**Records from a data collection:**
####################
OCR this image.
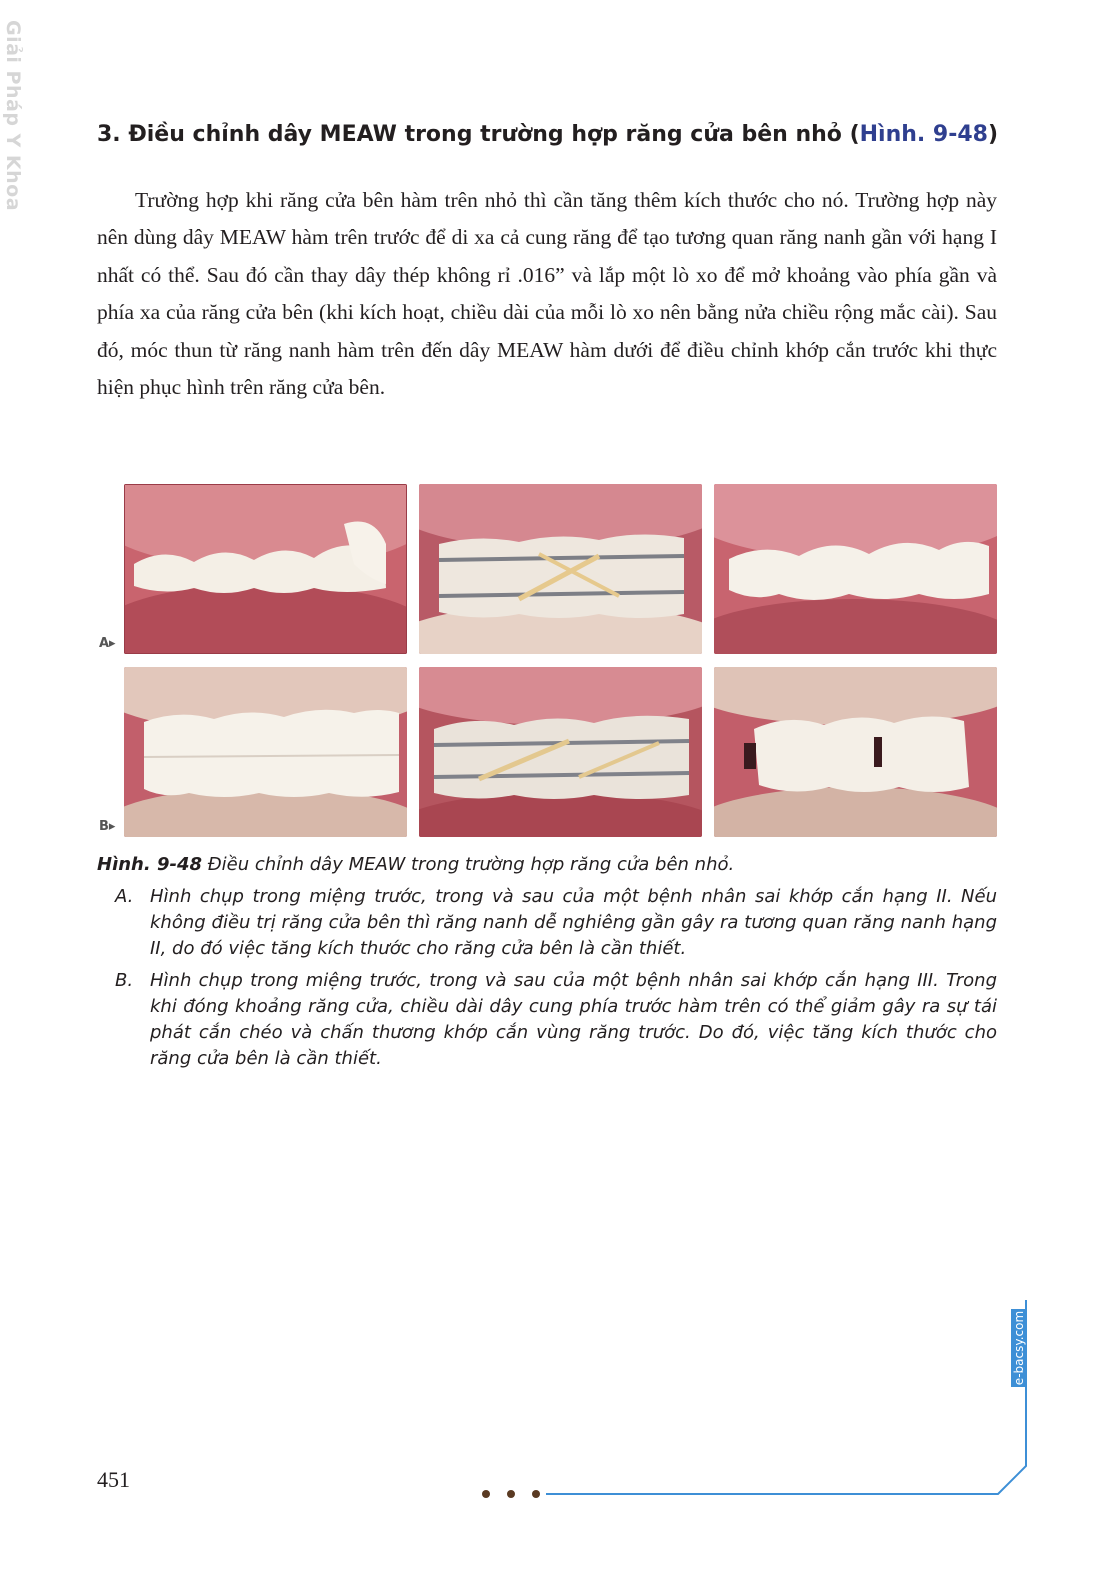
Giải Pháp Y Khoa	3. Điều chỉnh dây MEAW trong trường hợp răng cửa bên nhỏ (Hình. 9-48)

Trường hợp khi răng cửa bên hàm trên nhỏ thì cần tăng thêm kích thước cho nó. Trường hợp này nên dùng dây MEAW hàm trên trước để di xa cả cung răng để tạo tương quan răng nanh gần với hạng I nhất có thể. Sau đó cần thay dây thép không rỉ .016” và lắp một lò xo để mở khoảng vào phía gần và phía xa của răng cửa bên (khi kích hoạt, chiều dài của mỗi lò xo nên bằng nửa chiều rộng mắc cài). Sau đó, móc thun từ răng nanh hàm trên đến dây MEAW hàm dưới để điều chỉnh khớp cắn trước khi thực hiện phục hình trên răng cửa bên.

A▸
B▸
Hình. 9-48 Điều chỉnh dây MEAW trong trường hợp răng cửa bên nhỏ.
A. Hình chụp trong miệng trước, trong và sau của một bệnh nhân sai khớp cắn hạng II. Nếu không điều trị răng cửa bên thì răng nanh dễ nghiêng gần gây ra tương quan răng nanh hạng II, do đó việc tăng kích thước cho răng cửa bên là cần thiết.
B. Hình chụp trong miệng trước, trong và sau của một bệnh nhân sai khớp cắn hạng III. Trong khi đóng khoảng răng cửa, chiều dài dây cung phía trước hàm trên có thể giảm gây ra sự tái phát cắn chéo và chấn thương khớp cắn vùng răng trước. Do đó, việc tăng kích thước cho răng cửa bên là cần thiết.
e-bacsy.com
451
####################
**OBJECTIVE:**
Will you set down the records word for word while leaving out every picture?

**RIGHT ANSWER:**
OCR this image.
Giải Pháp Y Khoa	3. Điều chỉnh dây MEAW trong trường hợp răng cửa bên nhỏ (Hình. 9-48)

Trường hợp khi răng cửa bên hàm trên nhỏ thì cần tăng thêm kích thước cho nó. Trường hợp này nên dùng dây MEAW hàm trên trước để di xa cả cung răng để tạo tương quan răng nanh gần với hạng I nhất có thể. Sau đó cần thay dây thép không rỉ .016” và lắp một lò xo để mở khoảng vào phía gần và phía xa của răng cửa bên (khi kích hoạt, chiều dài của mỗi lò xo nên bằng nửa chiều rộng mắc cài). Sau đó, móc thun từ răng nanh hàm trên đến dây MEAW hàm dưới để điều chỉnh khớp cắn trước khi thực hiện phục hình trên răng cửa bên.

A▸
B▸
Hình. 9-48 Điều chỉnh dây MEAW trong trường hợp răng cửa bên nhỏ.
A. Hình chụp trong miệng trước, trong và sau của một bệnh nhân sai khớp cắn hạng II. Nếu không điều trị răng cửa bên thì răng nanh dễ nghiêng gần gây ra tương quan răng nanh hạng II, do đó việc tăng kích thước cho răng cửa bên là cần thiết.
B. Hình chụp trong miệng trước, trong và sau của một bệnh nhân sai khớp cắn hạng III. Trong khi đóng khoảng răng cửa, chiều dài dây cung phía trước hàm trên có thể giảm gây ra sự tái phát cắn chéo và chấn thương khớp cắn vùng răng trước. Do đó, việc tăng kích thước cho răng cửa bên là cần thiết.
e-bacsy.com
451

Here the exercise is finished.